• **Written exercise**
For the data below, work out how many lines contain the word "this" and supply only that number.

* * * *

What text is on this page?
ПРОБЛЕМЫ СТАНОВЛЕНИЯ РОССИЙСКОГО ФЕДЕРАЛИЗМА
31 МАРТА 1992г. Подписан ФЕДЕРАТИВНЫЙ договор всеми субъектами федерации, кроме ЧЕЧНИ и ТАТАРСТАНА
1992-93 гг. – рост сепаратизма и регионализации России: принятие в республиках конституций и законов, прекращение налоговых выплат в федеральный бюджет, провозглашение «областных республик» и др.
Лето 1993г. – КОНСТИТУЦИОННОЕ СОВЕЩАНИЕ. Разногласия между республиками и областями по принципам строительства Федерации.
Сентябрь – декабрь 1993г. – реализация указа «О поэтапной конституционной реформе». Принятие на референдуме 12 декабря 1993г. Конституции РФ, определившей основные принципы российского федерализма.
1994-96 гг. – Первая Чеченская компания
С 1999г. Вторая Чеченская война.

* * * *

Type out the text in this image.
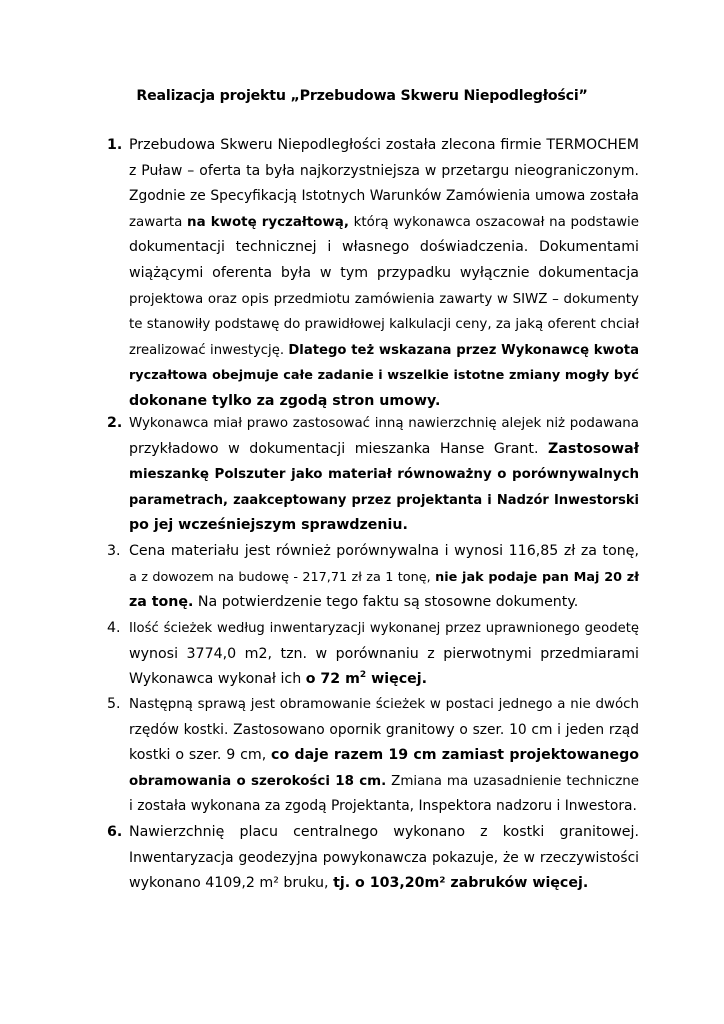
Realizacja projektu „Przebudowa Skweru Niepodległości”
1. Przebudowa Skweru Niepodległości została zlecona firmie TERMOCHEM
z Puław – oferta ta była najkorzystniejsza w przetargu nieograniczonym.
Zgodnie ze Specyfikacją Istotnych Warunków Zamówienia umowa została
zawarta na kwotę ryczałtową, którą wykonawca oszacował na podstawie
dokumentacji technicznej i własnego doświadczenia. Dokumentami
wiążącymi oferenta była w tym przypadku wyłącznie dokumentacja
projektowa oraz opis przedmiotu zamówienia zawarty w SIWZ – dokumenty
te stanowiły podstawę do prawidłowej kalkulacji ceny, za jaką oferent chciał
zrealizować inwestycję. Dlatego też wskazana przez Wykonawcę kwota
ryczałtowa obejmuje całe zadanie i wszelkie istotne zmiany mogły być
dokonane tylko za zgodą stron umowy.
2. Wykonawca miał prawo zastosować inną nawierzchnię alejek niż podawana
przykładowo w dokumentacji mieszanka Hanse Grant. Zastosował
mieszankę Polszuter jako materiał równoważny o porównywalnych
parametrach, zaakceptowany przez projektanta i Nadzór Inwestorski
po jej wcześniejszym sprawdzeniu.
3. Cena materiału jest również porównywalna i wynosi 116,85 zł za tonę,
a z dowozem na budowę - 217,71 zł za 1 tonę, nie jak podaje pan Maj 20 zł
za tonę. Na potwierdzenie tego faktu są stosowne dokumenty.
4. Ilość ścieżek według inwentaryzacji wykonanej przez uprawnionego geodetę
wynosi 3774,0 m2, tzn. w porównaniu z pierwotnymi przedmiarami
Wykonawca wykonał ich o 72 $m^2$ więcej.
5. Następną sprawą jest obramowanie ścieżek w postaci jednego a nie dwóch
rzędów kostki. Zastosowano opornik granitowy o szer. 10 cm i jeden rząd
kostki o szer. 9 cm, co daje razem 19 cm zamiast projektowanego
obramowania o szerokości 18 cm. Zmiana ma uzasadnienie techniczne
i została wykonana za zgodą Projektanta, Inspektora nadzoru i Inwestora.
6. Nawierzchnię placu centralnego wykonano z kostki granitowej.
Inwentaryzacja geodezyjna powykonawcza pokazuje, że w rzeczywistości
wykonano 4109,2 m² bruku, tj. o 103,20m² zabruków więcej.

* * * *

• **The solution**
2